What this task involves
Please rewrite the records below, replacing "bounding box" with "enclosing rectangle" and leaving everything else unchanged.
═══ Records supplied
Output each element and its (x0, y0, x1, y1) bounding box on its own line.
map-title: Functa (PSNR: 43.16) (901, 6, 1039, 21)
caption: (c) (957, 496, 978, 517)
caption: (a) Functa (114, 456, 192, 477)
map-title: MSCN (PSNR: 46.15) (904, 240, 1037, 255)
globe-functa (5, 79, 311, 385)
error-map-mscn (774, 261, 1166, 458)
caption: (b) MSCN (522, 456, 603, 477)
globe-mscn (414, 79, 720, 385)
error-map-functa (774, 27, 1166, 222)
══════
Response below
Output each element and its (x0, y0, x1, y1) enclosing rectangle on its own line.
map-title: Functa (PSNR: 43.16) (901, 6, 1039, 21)
caption: (c) (957, 496, 978, 517)
caption: (a) Functa (114, 456, 192, 477)
map-title: MSCN (PSNR: 46.15) (904, 240, 1037, 255)
globe-functa (5, 79, 311, 385)
error-map-mscn (774, 261, 1166, 458)
caption: (b) MSCN (522, 456, 603, 477)
globe-mscn (414, 79, 720, 385)
error-map-functa (774, 27, 1166, 222)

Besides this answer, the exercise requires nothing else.